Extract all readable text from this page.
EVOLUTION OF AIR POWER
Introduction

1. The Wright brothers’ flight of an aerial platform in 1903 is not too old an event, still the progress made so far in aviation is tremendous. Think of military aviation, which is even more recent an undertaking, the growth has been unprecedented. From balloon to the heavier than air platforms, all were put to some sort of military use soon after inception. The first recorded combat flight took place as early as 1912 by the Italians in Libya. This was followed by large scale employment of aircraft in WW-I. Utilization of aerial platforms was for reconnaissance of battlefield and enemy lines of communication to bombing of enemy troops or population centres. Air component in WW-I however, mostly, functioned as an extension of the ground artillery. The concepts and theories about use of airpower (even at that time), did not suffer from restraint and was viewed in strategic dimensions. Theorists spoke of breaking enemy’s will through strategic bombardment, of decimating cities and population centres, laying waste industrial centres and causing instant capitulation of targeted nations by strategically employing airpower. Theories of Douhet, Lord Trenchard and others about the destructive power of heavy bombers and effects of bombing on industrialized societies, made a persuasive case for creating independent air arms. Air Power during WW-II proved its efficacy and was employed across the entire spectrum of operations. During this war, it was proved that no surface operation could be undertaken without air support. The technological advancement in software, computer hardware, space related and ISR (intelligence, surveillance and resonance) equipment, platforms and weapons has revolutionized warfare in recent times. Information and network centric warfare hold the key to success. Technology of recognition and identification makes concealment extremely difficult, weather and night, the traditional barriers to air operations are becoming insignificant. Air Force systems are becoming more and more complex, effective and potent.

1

——

* [Task statement]: Your task is to repeat the data exactly; please include every line.

* [Correct answer]:
Extract all readable text from this page.
EVOLUTION OF AIR POWER
Introduction

1. The Wright brothers’ flight of an aerial platform in 1903 is not too old an event, still the progress made so far in aviation is tremendous. Think of military aviation, which is even more recent an undertaking, the growth has been unprecedented. From balloon to the heavier than air platforms, all were put to some sort of military use soon after inception. The first recorded combat flight took place as early as 1912 by the Italians in Libya. This was followed by large scale employment of aircraft in WW-I. Utilization of aerial platforms was for reconnaissance of battlefield and enemy lines of communication to bombing of enemy troops or population centres. Air component in WW-I however, mostly, functioned as an extension of the ground artillery. The concepts and theories about use of airpower (even at that time), did not suffer from restraint and was viewed in strategic dimensions. Theorists spoke of breaking enemy’s will through strategic bombardment, of decimating cities and population centres, laying waste industrial centres and causing instant capitulation of targeted nations by strategically employing airpower. Theories of Douhet, Lord Trenchard and others about the destructive power of heavy bombers and effects of bombing on industrialized societies, made a persuasive case for creating independent air arms. Air Power during WW-II proved its efficacy and was employed across the entire spectrum of operations. During this war, it was proved that no surface operation could be undertaken without air support. The technological advancement in software, computer hardware, space related and ISR (intelligence, surveillance and resonance) equipment, platforms and weapons has revolutionized warfare in recent times. Information and network centric warfare hold the key to success. Technology of recognition and identification makes concealment extremely difficult, weather and night, the traditional barriers to air operations are becoming insignificant. Air Force systems are becoming more and more complex, effective and potent.

1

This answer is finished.